Задание:
Пожалуйста, обновите данные ниже: во всех строках замените «tip-label» на «leaf-label», а остальное оставьте без изменений.

Фрагменты данных:
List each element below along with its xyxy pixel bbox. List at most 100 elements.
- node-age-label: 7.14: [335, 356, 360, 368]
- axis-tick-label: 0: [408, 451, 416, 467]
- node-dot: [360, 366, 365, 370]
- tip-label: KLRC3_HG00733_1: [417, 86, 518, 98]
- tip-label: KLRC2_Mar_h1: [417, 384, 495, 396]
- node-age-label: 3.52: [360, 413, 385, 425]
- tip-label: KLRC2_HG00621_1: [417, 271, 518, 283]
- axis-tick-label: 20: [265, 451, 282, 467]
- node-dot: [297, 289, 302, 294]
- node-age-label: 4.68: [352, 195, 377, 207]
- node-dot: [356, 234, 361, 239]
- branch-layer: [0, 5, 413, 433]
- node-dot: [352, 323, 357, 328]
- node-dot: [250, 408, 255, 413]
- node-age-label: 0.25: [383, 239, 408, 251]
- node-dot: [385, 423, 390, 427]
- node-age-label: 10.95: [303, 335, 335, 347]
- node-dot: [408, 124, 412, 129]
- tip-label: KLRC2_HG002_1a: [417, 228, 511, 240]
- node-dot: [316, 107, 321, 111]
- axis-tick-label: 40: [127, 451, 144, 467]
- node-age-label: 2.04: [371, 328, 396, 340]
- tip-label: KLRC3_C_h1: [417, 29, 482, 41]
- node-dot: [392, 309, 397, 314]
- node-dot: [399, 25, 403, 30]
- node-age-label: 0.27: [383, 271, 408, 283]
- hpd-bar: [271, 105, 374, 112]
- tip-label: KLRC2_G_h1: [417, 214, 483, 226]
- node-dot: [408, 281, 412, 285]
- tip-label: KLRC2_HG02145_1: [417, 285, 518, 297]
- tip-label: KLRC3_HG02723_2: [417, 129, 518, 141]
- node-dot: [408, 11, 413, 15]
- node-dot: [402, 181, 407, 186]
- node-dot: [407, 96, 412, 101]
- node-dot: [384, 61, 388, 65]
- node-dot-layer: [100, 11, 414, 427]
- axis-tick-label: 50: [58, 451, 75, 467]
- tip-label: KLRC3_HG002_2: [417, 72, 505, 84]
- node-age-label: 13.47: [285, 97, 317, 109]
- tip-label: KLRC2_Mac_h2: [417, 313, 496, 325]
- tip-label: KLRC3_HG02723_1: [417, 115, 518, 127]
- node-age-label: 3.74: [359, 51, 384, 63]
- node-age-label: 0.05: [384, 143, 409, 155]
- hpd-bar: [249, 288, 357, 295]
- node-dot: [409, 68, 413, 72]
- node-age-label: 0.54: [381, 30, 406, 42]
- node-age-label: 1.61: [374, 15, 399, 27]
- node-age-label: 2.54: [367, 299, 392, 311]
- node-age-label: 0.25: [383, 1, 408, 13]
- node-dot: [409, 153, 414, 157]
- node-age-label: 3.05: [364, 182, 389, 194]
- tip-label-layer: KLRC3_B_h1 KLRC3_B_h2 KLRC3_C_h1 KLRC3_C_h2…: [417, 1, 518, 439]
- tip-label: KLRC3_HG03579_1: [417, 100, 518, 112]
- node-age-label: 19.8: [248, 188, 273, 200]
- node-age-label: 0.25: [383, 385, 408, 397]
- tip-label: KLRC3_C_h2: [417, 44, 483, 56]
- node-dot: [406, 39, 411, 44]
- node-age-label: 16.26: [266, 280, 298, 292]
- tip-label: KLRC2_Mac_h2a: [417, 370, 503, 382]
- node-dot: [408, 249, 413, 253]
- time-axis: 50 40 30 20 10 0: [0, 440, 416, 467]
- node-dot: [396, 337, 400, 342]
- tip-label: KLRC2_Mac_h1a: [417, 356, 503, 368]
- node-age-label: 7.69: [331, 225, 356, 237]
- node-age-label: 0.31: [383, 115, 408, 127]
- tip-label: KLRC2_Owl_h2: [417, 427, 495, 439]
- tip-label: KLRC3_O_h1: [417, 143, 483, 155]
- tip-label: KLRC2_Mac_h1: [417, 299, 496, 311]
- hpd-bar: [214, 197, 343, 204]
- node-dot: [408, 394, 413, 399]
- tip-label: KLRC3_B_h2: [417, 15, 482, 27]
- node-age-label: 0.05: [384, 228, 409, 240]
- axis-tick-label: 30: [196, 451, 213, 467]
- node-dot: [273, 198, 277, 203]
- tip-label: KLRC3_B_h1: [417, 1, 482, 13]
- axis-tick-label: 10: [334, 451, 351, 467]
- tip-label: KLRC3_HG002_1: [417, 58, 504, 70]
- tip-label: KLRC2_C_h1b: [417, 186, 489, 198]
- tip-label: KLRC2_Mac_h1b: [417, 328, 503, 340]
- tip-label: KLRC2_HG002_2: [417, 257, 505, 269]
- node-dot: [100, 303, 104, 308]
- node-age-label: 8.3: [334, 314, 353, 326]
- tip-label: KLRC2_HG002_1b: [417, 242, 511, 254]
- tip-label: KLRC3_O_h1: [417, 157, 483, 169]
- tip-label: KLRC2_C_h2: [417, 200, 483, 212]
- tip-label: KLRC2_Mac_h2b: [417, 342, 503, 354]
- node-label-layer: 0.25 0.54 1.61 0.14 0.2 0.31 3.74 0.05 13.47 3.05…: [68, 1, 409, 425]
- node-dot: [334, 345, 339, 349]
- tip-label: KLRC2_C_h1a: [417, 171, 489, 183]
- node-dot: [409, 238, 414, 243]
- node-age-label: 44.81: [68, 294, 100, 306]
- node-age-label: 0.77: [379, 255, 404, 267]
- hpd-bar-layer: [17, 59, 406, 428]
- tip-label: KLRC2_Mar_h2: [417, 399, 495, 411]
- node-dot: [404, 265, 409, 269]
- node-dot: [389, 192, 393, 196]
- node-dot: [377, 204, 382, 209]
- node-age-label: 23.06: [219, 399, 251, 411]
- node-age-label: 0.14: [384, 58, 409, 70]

Готовый ответ:
List each element below along with its xyxy pixel bbox. List at most 100 elements.
- node-age-label: 7.14: [335, 356, 360, 368]
- axis-tick-label: 0: [408, 451, 416, 467]
- node-dot: [360, 366, 365, 370]
- leaf-label: KLRC3_HG00733_1: [417, 86, 518, 98]
- leaf-label: KLRC2_Mar_h1: [417, 384, 495, 396]
- node-age-label: 3.52: [360, 413, 385, 425]
- leaf-label: KLRC2_HG00621_1: [417, 271, 518, 283]
- axis-tick-label: 20: [265, 451, 282, 467]
- node-dot: [297, 289, 302, 294]
- node-age-label: 4.68: [352, 195, 377, 207]
- node-dot: [356, 234, 361, 239]
- branch-layer: [0, 5, 413, 433]
- node-dot: [352, 323, 357, 328]
- node-dot: [250, 408, 255, 413]
- node-age-label: 0.25: [383, 239, 408, 251]
- node-dot: [385, 423, 390, 427]
- node-age-label: 10.95: [303, 335, 335, 347]
- node-dot: [408, 124, 412, 129]
- leaf-label: KLRC2_HG002_1a: [417, 228, 511, 240]
- node-dot: [316, 107, 321, 111]
- axis-tick-label: 40: [127, 451, 144, 467]
- node-age-label: 2.04: [371, 328, 396, 340]
- leaf-label: KLRC3_C_h1: [417, 29, 482, 41]
- node-dot: [392, 309, 397, 314]
- node-dot: [399, 25, 403, 30]
- node-age-label: 0.27: [383, 271, 408, 283]
- hpd-bar: [271, 105, 374, 112]
- leaf-label: KLRC2_G_h1: [417, 214, 483, 226]
- node-dot: [408, 281, 412, 285]
- leaf-label: KLRC2_HG02145_1: [417, 285, 518, 297]
- leaf-label: KLRC3_HG02723_2: [417, 129, 518, 141]
- node-dot: [408, 11, 413, 15]
- node-dot: [402, 181, 407, 186]
- node-dot: [407, 96, 412, 101]
- node-dot: [384, 61, 388, 65]
- node-dot-layer: [100, 11, 414, 427]
- axis-tick-label: 50: [58, 451, 75, 467]
- leaf-label: KLRC3_HG002_2: [417, 72, 505, 84]
- node-age-label: 13.47: [285, 97, 317, 109]
- leaf-label: KLRC2_Mac_h2: [417, 313, 496, 325]
- leaf-label: KLRC3_HG02723_1: [417, 115, 518, 127]
- node-age-label: 3.74: [359, 51, 384, 63]
- node-age-label: 0.05: [384, 143, 409, 155]
- hpd-bar: [249, 288, 357, 295]
- node-dot: [409, 68, 413, 72]
- node-age-label: 0.54: [381, 30, 406, 42]
- node-age-label: 1.61: [374, 15, 399, 27]
- node-age-label: 2.54: [367, 299, 392, 311]
- node-age-label: 0.25: [383, 1, 408, 13]
- node-dot: [409, 153, 414, 157]
- node-age-label: 3.05: [364, 182, 389, 194]
- leaf-label-layer: KLRC3_B_h1 KLRC3_B_h2 KLRC3_C_h1 KLRC3_C_h2…: [417, 1, 518, 439]
- leaf-label: KLRC3_HG03579_1: [417, 100, 518, 112]
- node-age-label: 19.8: [248, 188, 273, 200]
- node-age-label: 0.25: [383, 385, 408, 397]
- leaf-label: KLRC3_C_h2: [417, 44, 483, 56]
- node-dot: [406, 39, 411, 44]
- node-age-label: 16.26: [266, 280, 298, 292]
- leaf-label: KLRC2_Mac_h2a: [417, 370, 503, 382]
- node-dot: [408, 249, 413, 253]
- time-axis: 50 40 30 20 10 0: [0, 440, 416, 467]
- node-dot: [396, 337, 400, 342]
- leaf-label: KLRC2_Mac_h1a: [417, 356, 503, 368]
- node-age-label: 7.69: [331, 225, 356, 237]
- node-age-label: 0.31: [383, 115, 408, 127]
- leaf-label: KLRC2_Owl_h2: [417, 427, 495, 439]
- leaf-label: KLRC3_O_h1: [417, 143, 483, 155]
- leaf-label: KLRC2_Mac_h1: [417, 299, 496, 311]
- hpd-bar: [214, 197, 343, 204]
- node-dot: [408, 394, 413, 399]
- leaf-label: KLRC3_B_h2: [417, 15, 482, 27]
- node-age-label: 0.05: [384, 228, 409, 240]
- axis-tick-label: 30: [196, 451, 213, 467]
- node-dot: [273, 198, 277, 203]
- leaf-label: KLRC3_B_h1: [417, 1, 482, 13]
- axis-tick-label: 10: [334, 451, 351, 467]
- leaf-label: KLRC3_HG002_1: [417, 58, 504, 70]
- leaf-label: KLRC2_C_h1b: [417, 186, 489, 198]
- leaf-label: KLRC2_Mac_h1b: [417, 328, 503, 340]
- leaf-label: KLRC2_HG002_2: [417, 257, 505, 269]
- node-dot: [100, 303, 104, 308]
- node-age-label: 8.3: [334, 314, 353, 326]
- leaf-label: KLRC2_HG002_1b: [417, 242, 511, 254]
- leaf-label: KLRC3_O_h1: [417, 157, 483, 169]
- leaf-label: KLRC2_C_h2: [417, 200, 483, 212]
- leaf-label: KLRC2_Mac_h2b: [417, 342, 503, 354]
- node-label-layer: 0.25 0.54 1.61 0.14 0.2 0.31 3.74 0.05 13.47 3.05…: [68, 1, 409, 425]
- node-dot: [334, 345, 339, 349]
- leaf-label: KLRC2_C_h1a: [417, 171, 489, 183]
- node-dot: [409, 238, 414, 243]
- node-age-label: 44.81: [68, 294, 100, 306]
- node-age-label: 0.77: [379, 255, 404, 267]
- hpd-bar-layer: [17, 59, 406, 428]
- leaf-label: KLRC2_Mar_h2: [417, 399, 495, 411]
- node-dot: [404, 265, 409, 269]
- node-dot: [389, 192, 393, 196]
- node-dot: [377, 204, 382, 209]
- node-age-label: 23.06: [219, 399, 251, 411]
- node-age-label: 0.14: [384, 58, 409, 70]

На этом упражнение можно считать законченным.